_PROBLEMS TO SOLVE_
1. Which individual people does the parliamentary extract name?
2. How would you sum up the parliamentary extract in two sentences?

_TEXT EXTRACT_
PETITION OF NAVAL OFFICERS.

On the 9th of February, a petition was presented by Lord Howe, from the
captains of the navy, praying for a trifling increase of their half-pay.
This was opposed by Lord North, who stated that the present state of
the public finances put it out of his power to be liberal, and that by
granting this petition a door would be open to similar claims. It was,
however, so warmly defended by Lord Howe, and other members--some of
whom ridiculed the idea that the finances of this great and opulent
country were in so wretched a state as not to be able to afford the
pittance of L6000 a year, for the relief of men to whom her power
and glory were so much indebted--that the prayer of the petition was
granted. A motion was carried by which the half-pay of naval officers
was increased by the addition of two shillings a day.




SUBSCRIPTION TO THE THIRTY-NINE ARTICLES.

This subject again occupied the attention of parliament in this session.
A bill, more generally conceived than the last, was brought into the
commons for the relief of Protestant Dissenters. Upon this occasion the
Wesleyan methodists, now a numerous and powerful body, made common cause
with the church, and denounced any change or innovation in the Act of
Toleration, as dangerous. Petitions were sent up to parliament by them
against the relief prayed for by the dissenting body, although they
were, in point of fact, themselves dissenters. Burke supported the bill,
and his eloquence and powerful reasoning had a great effect upon the
house. But his exertions this time were scarcely needed, for Lord North
himself, and other ministers gave the bill their warmest support, and
it passed the commons by large majorities. In the house of lords, it was
strongly opposed, and rejected by a majority of 102 against 29. In the
debate upon it, the bill was defended by the Earl of Chatham, who in his
speech did not even spare the right reverend bench. In the debate, Dr.
Drummond, Archbishop of York, had called the dissenting ministers
"men of close ambition." In reply to this, Chatham observed:--"Whoever
brought such a charge against them defamed them. The dissenting
ministers are represented as men of close ambition. They are so in some
respects. Their ambition is to keep close to the college of fishermen,
not of cardinals; and to the doctrine of the inspired apostles, not
to the decrees of interested and aspiring bishops. They contend for a
spiritual creed and a spiritual worship: we have a Calvinistic creed,
a Popish liturgy, and an Arminian clergy." At a later period of the
session a motion was made in the commons by Sir William Meredith, for
abolishing the subscription to the thirty-nine articles at the time of
matriculation, but this was rejected.

_INFORMATION PROVIDED_
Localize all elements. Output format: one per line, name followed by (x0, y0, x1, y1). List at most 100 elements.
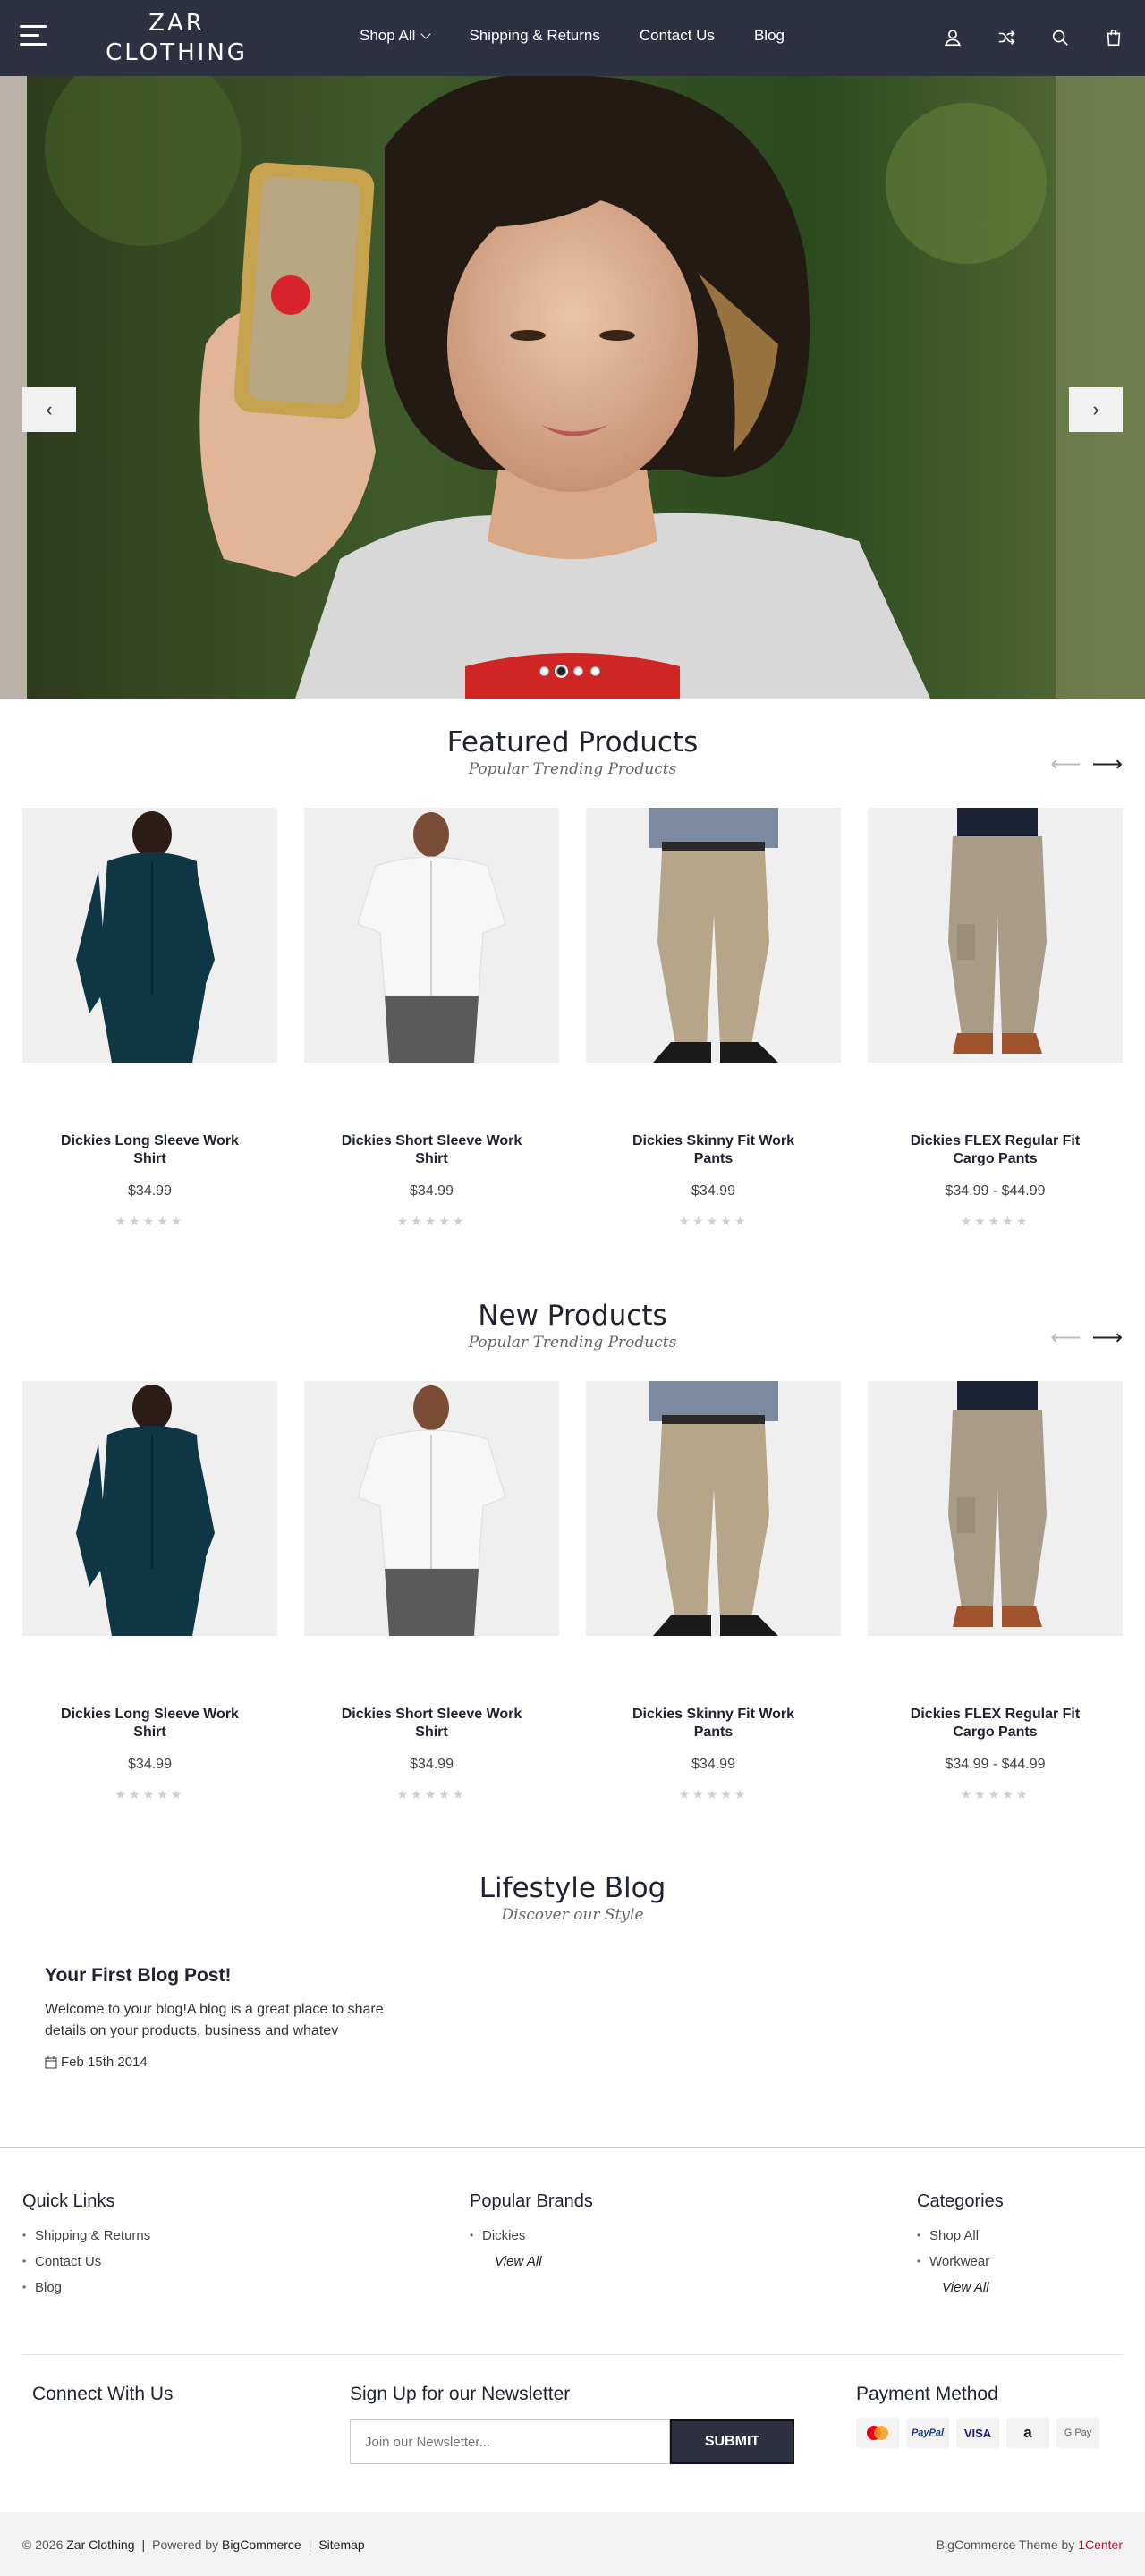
payment-methods: PayPal VISA a G Pay (856, 2418, 1099, 2448)
featured-carousel-controls: ⟵ ⟶ (1050, 754, 1123, 775)
product-name[interactable]: Dickies FLEX Regular Fit Cargo Pants (868, 1706, 1123, 1741)
hero-dot-3[interactable] (573, 666, 583, 676)
newsletter-submit-button[interactable]: SUBMIT (670, 2419, 794, 2464)
product-image[interactable] (586, 1381, 841, 1636)
product-name[interactable]: Dickies Short Sleeve Work Shirt (304, 1706, 559, 1741)
footer-category-workwear[interactable]: Workwear (917, 2254, 1004, 2269)
product-price: $34.99 (410, 1183, 454, 1199)
hero-dot-1[interactable] (539, 666, 549, 676)
blog-post-title[interactable]: Your First Blog Post! (45, 1965, 385, 1987)
blog-title: Lifestyle Blog (479, 1872, 666, 1904)
product-price: $34.99 (691, 1757, 735, 1772)
hero-dot-4[interactable] (590, 666, 600, 676)
product-price: $34.99 (410, 1757, 454, 1772)
product-price: $34.99 (128, 1183, 172, 1199)
arrow-left-icon[interactable]: ⟵ (1050, 1327, 1081, 1349)
paypal-icon: PayPal (906, 2418, 949, 2448)
connect-title: Connect With Us (32, 2384, 174, 2404)
featured-products-list: Dickies Long Sleeve Work Shirt $34.99 ★★… (22, 808, 1123, 1229)
blog-post-excerpt: Welcome to your blog!A blog is a great p… (45, 2002, 384, 2038)
nav-blog[interactable]: Blog (754, 27, 785, 45)
product-image[interactable] (304, 808, 559, 1063)
featured-heading: Featured Products Popular Trending Produ… (0, 726, 1145, 778)
newsletter-title: Sign Up for our Newsletter (350, 2384, 571, 2404)
footer-link-contact-us[interactable]: Contact Us (22, 2254, 150, 2269)
arrow-right-icon[interactable]: ⟶ (1092, 1327, 1123, 1349)
product-name[interactable]: Dickies Long Sleeve Work Shirt (22, 1706, 277, 1741)
footer-popular-brands: Popular Brands Dickies View All (470, 2191, 593, 2280)
blog-heading: Lifestyle Blog Discover our Style (0, 1872, 1145, 1924)
product-image[interactable] (304, 1381, 559, 1636)
new-products-subtitle: Popular Trending Products (468, 1334, 677, 1352)
hero-prev-button[interactable]: ‹ (22, 387, 76, 432)
product-card: Dickies FLEX Regular Fit Cargo Pants $34… (868, 1381, 1123, 1802)
categories-view-all-link[interactable]: View All (917, 2280, 1004, 2295)
new-products-list: Dickies Long Sleeve Work Shirt $34.99 ★★… (22, 1381, 1123, 1802)
product-rating-stars: ★★★★★ (960, 1214, 1030, 1228)
search-icon[interactable] (1047, 24, 1073, 51)
brands-title: Popular Brands (470, 2191, 593, 2211)
hero-image (0, 76, 1145, 699)
footer-link-blog[interactable]: Blog (22, 2280, 150, 2295)
shuffle-icon[interactable] (993, 24, 1020, 51)
nav-shipping-returns[interactable]: Shipping & Returns (469, 27, 599, 45)
categories-title: Categories (917, 2191, 1004, 2211)
product-name[interactable]: Dickies Short Sleeve Work Shirt (304, 1132, 559, 1168)
featured-subtitle: Popular Trending Products (468, 760, 677, 778)
product-rating-stars: ★★★★★ (678, 1787, 749, 1801)
amazon-pay-icon: a (1006, 2418, 1049, 2448)
new-products-heading: New Products Popular Trending Products (0, 1300, 1145, 1352)
mastercard-icon (856, 2418, 899, 2448)
theme-credit: BigCommerce Theme by 1Center (936, 2538, 1123, 2552)
product-image[interactable] (22, 808, 277, 1063)
footer-brand-dickies[interactable]: Dickies (470, 2228, 593, 2243)
arrow-right-icon[interactable]: ⟶ (1092, 754, 1123, 775)
featured-title: Featured Products (446, 726, 699, 758)
blog-subtitle: Discover our Style (501, 1906, 644, 1924)
payment-title: Payment Method (856, 2384, 998, 2404)
product-image[interactable] (22, 1381, 277, 1636)
store-name-link[interactable]: Zar Clothing (66, 2538, 134, 2552)
product-name[interactable]: Dickies Skinny Fit Work Pants (586, 1132, 841, 1168)
product-card: Dickies Skinny Fit Work Pants $34.99 ★★★… (586, 808, 841, 1229)
cart-bag-icon[interactable] (1100, 24, 1127, 51)
product-image[interactable] (868, 808, 1123, 1063)
product-image[interactable] (586, 808, 841, 1063)
bigcommerce-link[interactable]: BigCommerce (222, 2538, 301, 2552)
product-name[interactable]: Dickies Long Sleeve Work Shirt (22, 1132, 277, 1168)
user-icon[interactable] (939, 24, 966, 51)
product-card: Dickies Long Sleeve Work Shirt $34.99 ★★… (22, 808, 277, 1229)
blog-post: Your First Blog Post! Welcome to your bl… (45, 1965, 385, 2070)
brands-view-all-link[interactable]: View All (470, 2254, 593, 2269)
hero-next-button[interactable]: › (1069, 387, 1123, 432)
new-products-title: New Products (478, 1300, 667, 1332)
product-image[interactable] (868, 1381, 1123, 1636)
new-products-carousel-controls: ⟵ ⟶ (1050, 1327, 1123, 1349)
product-rating-stars: ★★★★★ (114, 1214, 185, 1228)
hero-dot-2[interactable] (556, 666, 566, 676)
product-card: Dickies Long Sleeve Work Shirt $34.99 ★★… (22, 1381, 277, 1802)
nav-shop-all[interactable]: Shop All (360, 27, 432, 45)
product-name[interactable]: Dickies Skinny Fit Work Pants (586, 1706, 841, 1741)
product-price: $34.99 (691, 1183, 735, 1199)
footer-category-shop-all[interactable]: Shop All (917, 2228, 1004, 2243)
product-price: $34.99 - $44.99 (945, 1183, 1046, 1199)
theme-author-link[interactable]: 1Center (1078, 2538, 1123, 2552)
blog-post-date: Feb 15th 2014 (45, 2055, 385, 2070)
arrow-left-icon[interactable]: ⟵ (1050, 754, 1081, 775)
product-rating-stars: ★★★★★ (396, 1787, 467, 1801)
product-card: Dickies Skinny Fit Work Pants $34.99 ★★★… (586, 1381, 841, 1802)
product-name[interactable]: Dickies FLEX Regular Fit Cargo Pants (868, 1132, 1123, 1168)
site-logo[interactable]: ZAR CLOTHING (98, 9, 255, 68)
sitemap-link[interactable]: Sitemap (318, 2538, 364, 2552)
product-price: $34.99 (128, 1757, 172, 1772)
product-rating-stars: ★★★★★ (678, 1214, 749, 1228)
footer-link-shipping-returns[interactable]: Shipping & Returns (22, 2228, 150, 2243)
product-card: Dickies FLEX Regular Fit Cargo Pants $34… (868, 808, 1123, 1229)
nav-contact-us[interactable]: Contact Us (640, 27, 715, 45)
visa-icon: VISA (956, 2418, 999, 2448)
site-header: ZAR CLOTHING Shop All Shipping & Returns… (0, 0, 1145, 76)
menu-icon[interactable] (20, 23, 48, 48)
newsletter-email-input[interactable] (350, 2419, 670, 2464)
footer-divider (0, 2147, 1145, 2148)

_SOLUTIONS TO EACH TASK_
1. Lord Howe, Lord North, Burke, the Earl of Chatham, Dr. Drummond (Archbishop of York), and Sir William Meredith.

2. Lord North opposed a petition from navy captains for a small increase in their half-pay on financial grounds, but Lord Howe and others defended it warmly, and naval officers' half-pay was raised by two shillings a day. A bill for the relief of Protestant Dissenters passed the commons by large majorities with support from Burke and Lord North, yet the lords rejected it, and the commons later rejected Sir William Meredith's motion to abolish subscription to the thirty-nine articles at matriculation.